= Material for this task =
===

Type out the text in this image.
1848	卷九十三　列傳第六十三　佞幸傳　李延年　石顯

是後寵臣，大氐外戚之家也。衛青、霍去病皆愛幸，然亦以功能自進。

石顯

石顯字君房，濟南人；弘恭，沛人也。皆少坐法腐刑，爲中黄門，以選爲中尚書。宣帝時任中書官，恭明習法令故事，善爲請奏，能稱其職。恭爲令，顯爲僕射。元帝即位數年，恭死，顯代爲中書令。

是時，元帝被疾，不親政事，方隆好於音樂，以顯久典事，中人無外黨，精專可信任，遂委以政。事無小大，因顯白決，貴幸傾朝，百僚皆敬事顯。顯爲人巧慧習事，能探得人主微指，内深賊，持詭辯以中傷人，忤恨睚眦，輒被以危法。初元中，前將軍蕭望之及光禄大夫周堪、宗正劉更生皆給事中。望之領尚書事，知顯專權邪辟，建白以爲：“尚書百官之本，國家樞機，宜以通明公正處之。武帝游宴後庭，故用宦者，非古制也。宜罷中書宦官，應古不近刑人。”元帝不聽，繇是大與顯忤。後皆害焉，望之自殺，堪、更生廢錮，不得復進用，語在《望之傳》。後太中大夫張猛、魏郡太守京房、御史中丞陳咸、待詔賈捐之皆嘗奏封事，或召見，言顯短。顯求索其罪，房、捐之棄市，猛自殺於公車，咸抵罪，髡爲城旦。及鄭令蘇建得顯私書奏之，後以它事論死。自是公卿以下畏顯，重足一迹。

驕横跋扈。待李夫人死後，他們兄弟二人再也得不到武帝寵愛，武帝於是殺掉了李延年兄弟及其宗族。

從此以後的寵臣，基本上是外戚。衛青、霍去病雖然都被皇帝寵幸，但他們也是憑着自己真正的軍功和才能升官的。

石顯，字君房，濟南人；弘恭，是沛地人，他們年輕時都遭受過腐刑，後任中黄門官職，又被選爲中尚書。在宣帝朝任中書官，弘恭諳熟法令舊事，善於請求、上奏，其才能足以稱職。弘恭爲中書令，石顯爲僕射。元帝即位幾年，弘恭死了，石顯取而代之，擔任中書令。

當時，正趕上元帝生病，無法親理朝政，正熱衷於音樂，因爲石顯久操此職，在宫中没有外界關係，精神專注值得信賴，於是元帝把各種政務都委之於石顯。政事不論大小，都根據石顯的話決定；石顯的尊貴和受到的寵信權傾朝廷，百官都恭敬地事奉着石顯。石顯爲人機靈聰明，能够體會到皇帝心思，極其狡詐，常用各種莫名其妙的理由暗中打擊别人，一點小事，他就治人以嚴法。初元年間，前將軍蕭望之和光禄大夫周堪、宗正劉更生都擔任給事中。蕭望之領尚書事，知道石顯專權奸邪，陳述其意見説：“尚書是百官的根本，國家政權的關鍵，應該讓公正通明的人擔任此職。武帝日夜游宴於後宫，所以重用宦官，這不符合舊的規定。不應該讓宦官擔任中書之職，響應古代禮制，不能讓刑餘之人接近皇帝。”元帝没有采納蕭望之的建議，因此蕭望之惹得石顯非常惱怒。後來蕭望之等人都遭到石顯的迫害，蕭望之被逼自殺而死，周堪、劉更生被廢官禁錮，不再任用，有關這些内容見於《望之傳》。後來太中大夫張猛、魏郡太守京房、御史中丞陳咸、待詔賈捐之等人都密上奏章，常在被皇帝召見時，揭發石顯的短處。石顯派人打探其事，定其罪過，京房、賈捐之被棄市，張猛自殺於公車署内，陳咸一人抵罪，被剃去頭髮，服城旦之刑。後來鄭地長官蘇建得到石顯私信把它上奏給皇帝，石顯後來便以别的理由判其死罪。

===

= Goal =
Scan the material above. Copy each line that holds the word "御史中丞陳咸".

= Exercise solution =
是時，元帝被疾，不親政事，方隆好於音樂，以顯久典事，中人無外黨，精專可信任，遂委以政。事無小大，因顯白決，貴幸傾朝，百僚皆敬事顯。顯爲人巧慧習事，能探得人主微指，内深賊，持詭辯以中傷人，忤恨睚眦，輒被以危法。初元中，前將軍蕭望之及光禄大夫周堪、宗正劉更生皆給事中。望之領尚書事，知顯專權邪辟，建白以爲：“尚書百官之本，國家樞機，宜以通明公正處之。武帝游宴後庭，故用宦者，非古制也。宜罷中書宦官，應古不近刑人。”元帝不聽，繇是大與顯忤。後皆害焉，望之自殺，堪、更生廢錮，不得復進用，語在《望之傳》。後太中大夫張猛、魏郡太守京房、御史中丞陳咸、待詔賈捐之皆嘗奏封事，或召見，言顯短。顯求索其罪，房、捐之棄市，猛自殺於公車，咸抵罪，髡爲城旦。及鄭令蘇建得顯私書奏之，後以它事論死。自是公卿以下畏顯，重足一迹。
當時，正趕上元帝生病，無法親理朝政，正熱衷於音樂，因爲石顯久操此職，在宫中没有外界關係，精神專注值得信賴，於是元帝把各種政務都委之於石顯。政事不論大小，都根據石顯的話決定；石顯的尊貴和受到的寵信權傾朝廷，百官都恭敬地事奉着石顯。石顯爲人機靈聰明，能够體會到皇帝心思，極其狡詐，常用各種莫名其妙的理由暗中打擊别人，一點小事，他就治人以嚴法。初元年間，前將軍蕭望之和光禄大夫周堪、宗正劉更生都擔任給事中。蕭望之領尚書事，知道石顯專權奸邪，陳述其意見説：“尚書是百官的根本，國家政權的關鍵，應該讓公正通明的人擔任此職。武帝日夜游宴於後宫，所以重用宦官，這不符合舊的規定。不應該讓宦官擔任中書之職，響應古代禮制，不能讓刑餘之人接近皇帝。”元帝没有采納蕭望之的建議，因此蕭望之惹得石顯非常惱怒。後來蕭望之等人都遭到石顯的迫害，蕭望之被逼自殺而死，周堪、劉更生被廢官禁錮，不再任用，有關這些内容見於《望之傳》。後來太中大夫張猛、魏郡太守京房、御史中丞陳咸、待詔賈捐之等人都密上奏章，常在被皇帝召見時，揭發石顯的短處。石顯派人打探其事，定其罪過，京房、賈捐之被棄市，張猛自殺於公車署内，陳咸一人抵罪，被剃去頭髮，服城旦之刑。後來鄭地長官蘇建得到石顯私信把它上奏給皇帝，石顯後來便以别的理由判其死罪。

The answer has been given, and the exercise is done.